### Task requirements
Count each line in which the word "Internal" appears. Reply with the total and nothing more.

(Figure content listings)
** Begin **

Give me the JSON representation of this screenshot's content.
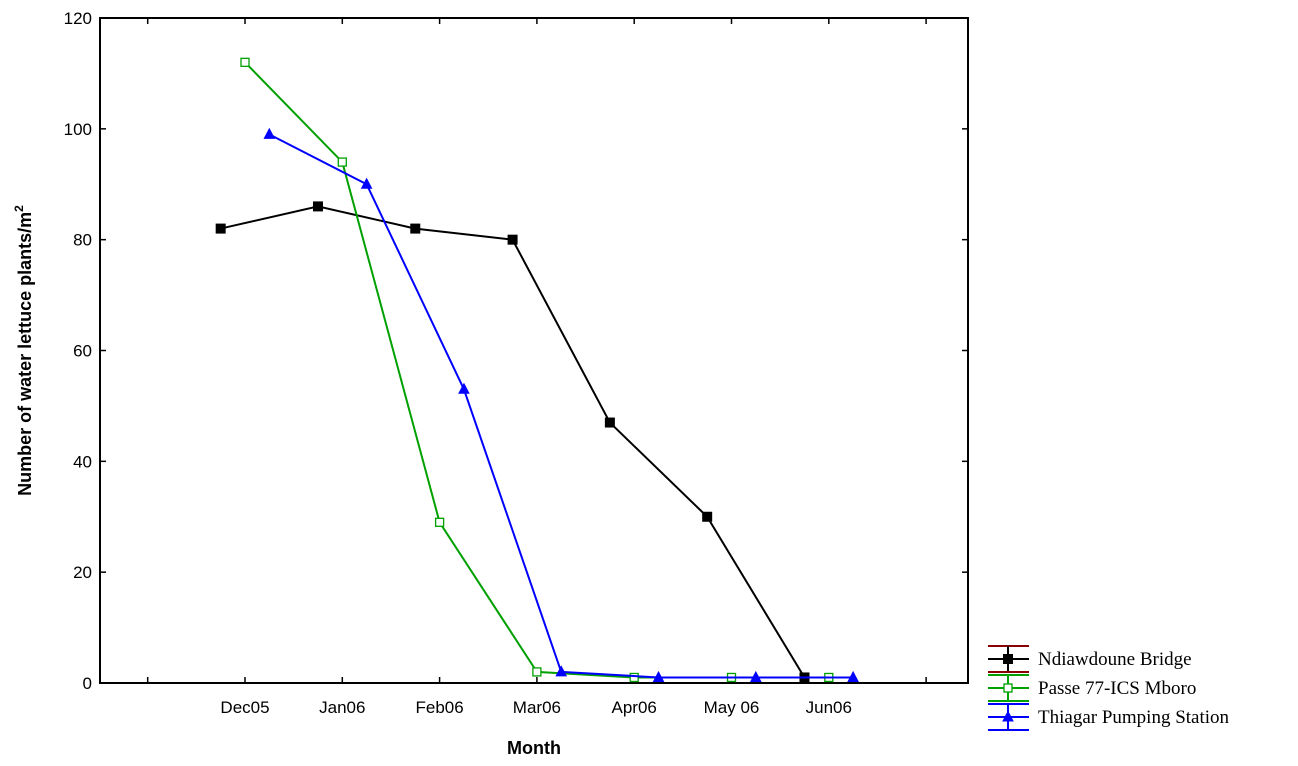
{
  "chart_data": {
    "type": "line",
    "title": "",
    "xlabel": "Month",
    "ylabel": "Number of water lettuce plants/m",
    "ylabel_superscript": "2",
    "ylim": [
      0,
      120
    ],
    "yticks": [
      "0",
      "20",
      "40",
      "60",
      "80",
      "100",
      "120"
    ],
    "categories": [
      "Dec05",
      "Jan06",
      "Feb06",
      "Mar06",
      "Apr06",
      "May 06",
      "Jun06"
    ],
    "grid": false,
    "legend_position": "bottom-right",
    "series": [
      {
        "name": "Ndiawdoune Bridge",
        "color": "#000000",
        "marker": "filled-square",
        "x": [
          -0.25,
          0.75,
          1.75,
          2.75,
          3.75,
          4.75,
          5.75
        ],
        "values": [
          82,
          86,
          82,
          80,
          47,
          30,
          1
        ]
      },
      {
        "name": "Passe 77-ICS Mboro",
        "color": "#00a000",
        "marker": "open-square",
        "x": [
          0.0,
          1.0,
          2.0,
          3.0,
          4.0,
          5.0,
          6.0
        ],
        "values": [
          112,
          94,
          29,
          2,
          1,
          1,
          1
        ]
      },
      {
        "name": "Thiagar Pumping Station",
        "color": "#0000ff",
        "marker": "filled-triangle",
        "x": [
          0.25,
          1.25,
          2.25,
          3.25,
          4.25,
          5.25,
          6.25
        ],
        "values": [
          99,
          90,
          53,
          2,
          1,
          1,
          1
        ]
      }
    ]
  }
}
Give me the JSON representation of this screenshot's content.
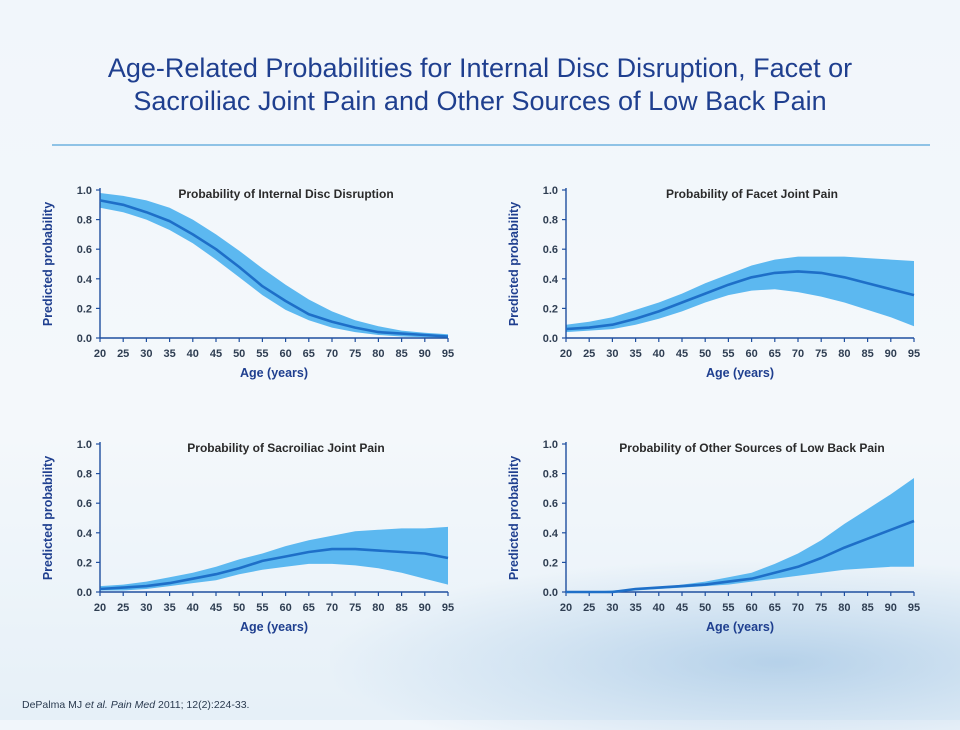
{
  "slide": {
    "title_line1": "Age-Related Probabilities for Internal Disc Disruption, Facet or",
    "title_line2": "Sacroiliac Joint Pain and Other Sources of Low Back Pain"
  },
  "citation": {
    "authors": "DePalma MJ",
    "etal": "et al.",
    "journal": "Pain Med",
    "details": "2011; 12(2):224-33."
  },
  "colors": {
    "band": "#5cb8f0",
    "line": "#1e6fc8",
    "axis": "#1f4f9f",
    "title": "#1f3f8f"
  },
  "chart_data": [
    {
      "type": "line",
      "title": "Probability of Internal Disc Disruption",
      "xlabel": "Age (years)",
      "ylabel": "Predicted probability",
      "xlim": [
        20,
        95
      ],
      "ylim": [
        0,
        1
      ],
      "x_ticks": [
        "20",
        "25",
        "30",
        "35",
        "40",
        "45",
        "50",
        "55",
        "60",
        "65",
        "70",
        "75",
        "80",
        "85",
        "90",
        "95"
      ],
      "y_ticks": [
        "0.0",
        "0.2",
        "0.4",
        "0.6",
        "0.8",
        "1.0"
      ],
      "x": [
        20,
        25,
        30,
        35,
        40,
        45,
        50,
        55,
        60,
        65,
        70,
        75,
        80,
        85,
        90,
        95
      ],
      "series": [
        {
          "values": [
            0.93,
            0.9,
            0.85,
            0.79,
            0.7,
            0.6,
            0.48,
            0.35,
            0.25,
            0.16,
            0.11,
            0.07,
            0.04,
            0.03,
            0.02,
            0.01
          ]
        }
      ],
      "band_lower": [
        0.88,
        0.85,
        0.8,
        0.73,
        0.64,
        0.53,
        0.41,
        0.29,
        0.19,
        0.12,
        0.07,
        0.04,
        0.02,
        0.01,
        0.005,
        0.003
      ],
      "band_upper": [
        0.98,
        0.96,
        0.93,
        0.88,
        0.8,
        0.7,
        0.59,
        0.47,
        0.36,
        0.26,
        0.18,
        0.12,
        0.08,
        0.05,
        0.035,
        0.025
      ]
    },
    {
      "type": "line",
      "title": "Probability of Facet Joint Pain",
      "xlabel": "Age (years)",
      "ylabel": "Predicted probability",
      "xlim": [
        20,
        95
      ],
      "ylim": [
        0,
        1
      ],
      "x_ticks": [
        "20",
        "25",
        "30",
        "35",
        "40",
        "45",
        "50",
        "55",
        "60",
        "65",
        "70",
        "75",
        "80",
        "85",
        "90",
        "95"
      ],
      "y_ticks": [
        "0.0",
        "0.2",
        "0.4",
        "0.6",
        "0.8",
        "1.0"
      ],
      "x": [
        20,
        25,
        30,
        35,
        40,
        45,
        50,
        55,
        60,
        65,
        70,
        75,
        80,
        85,
        90,
        95
      ],
      "series": [
        {
          "values": [
            0.06,
            0.07,
            0.09,
            0.13,
            0.18,
            0.24,
            0.3,
            0.36,
            0.41,
            0.44,
            0.45,
            0.44,
            0.41,
            0.37,
            0.33,
            0.29
          ]
        }
      ],
      "band_lower": [
        0.04,
        0.05,
        0.06,
        0.09,
        0.13,
        0.18,
        0.24,
        0.29,
        0.32,
        0.33,
        0.31,
        0.28,
        0.24,
        0.19,
        0.14,
        0.08
      ],
      "band_upper": [
        0.09,
        0.11,
        0.14,
        0.19,
        0.24,
        0.3,
        0.37,
        0.43,
        0.49,
        0.53,
        0.55,
        0.55,
        0.55,
        0.54,
        0.53,
        0.52
      ]
    },
    {
      "type": "line",
      "title": "Probability of Sacroiliac Joint Pain",
      "xlabel": "Age (years)",
      "ylabel": "Predicted probability",
      "xlim": [
        20,
        95
      ],
      "ylim": [
        0,
        1
      ],
      "x_ticks": [
        "20",
        "25",
        "30",
        "35",
        "40",
        "45",
        "50",
        "55",
        "60",
        "65",
        "70",
        "75",
        "80",
        "85",
        "90",
        "95"
      ],
      "y_ticks": [
        "0.0",
        "0.2",
        "0.4",
        "0.6",
        "0.8",
        "1.0"
      ],
      "x": [
        20,
        25,
        30,
        35,
        40,
        45,
        50,
        55,
        60,
        65,
        70,
        75,
        80,
        85,
        90,
        95
      ],
      "series": [
        {
          "values": [
            0.02,
            0.03,
            0.04,
            0.06,
            0.09,
            0.12,
            0.16,
            0.21,
            0.24,
            0.27,
            0.29,
            0.29,
            0.28,
            0.27,
            0.26,
            0.23
          ]
        }
      ],
      "band_lower": [
        0.01,
        0.01,
        0.02,
        0.04,
        0.06,
        0.08,
        0.12,
        0.15,
        0.17,
        0.19,
        0.19,
        0.18,
        0.16,
        0.13,
        0.09,
        0.05
      ],
      "band_upper": [
        0.04,
        0.05,
        0.07,
        0.1,
        0.13,
        0.17,
        0.22,
        0.26,
        0.31,
        0.35,
        0.38,
        0.41,
        0.42,
        0.43,
        0.43,
        0.44
      ]
    },
    {
      "type": "line",
      "title": "Probability of Other Sources of Low Back Pain",
      "xlabel": "Age (years)",
      "ylabel": "Predicted probability",
      "xlim": [
        20,
        95
      ],
      "ylim": [
        0,
        1
      ],
      "x_ticks": [
        "20",
        "25",
        "30",
        "35",
        "40",
        "45",
        "50",
        "55",
        "60",
        "65",
        "70",
        "75",
        "80",
        "85",
        "90",
        "95"
      ],
      "y_ticks": [
        "0.0",
        "0.2",
        "0.4",
        "0.6",
        "0.8",
        "1.0"
      ],
      "x": [
        20,
        25,
        30,
        35,
        40,
        45,
        50,
        55,
        60,
        65,
        70,
        75,
        80,
        85,
        90,
        95
      ],
      "series": [
        {
          "values": [
            0.0,
            0.0,
            0.0,
            0.02,
            0.03,
            0.04,
            0.05,
            0.07,
            0.09,
            0.13,
            0.17,
            0.23,
            0.3,
            0.36,
            0.42,
            0.48
          ]
        }
      ],
      "band_lower": [
        0.0,
        0.0,
        0.0,
        0.01,
        0.02,
        0.03,
        0.04,
        0.05,
        0.07,
        0.09,
        0.11,
        0.13,
        0.15,
        0.16,
        0.17,
        0.17
      ],
      "band_upper": [
        0.0,
        0.0,
        0.01,
        0.02,
        0.03,
        0.05,
        0.07,
        0.1,
        0.13,
        0.19,
        0.26,
        0.35,
        0.46,
        0.56,
        0.66,
        0.77
      ]
    }
  ]
}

** End **

### Solution for this problem
2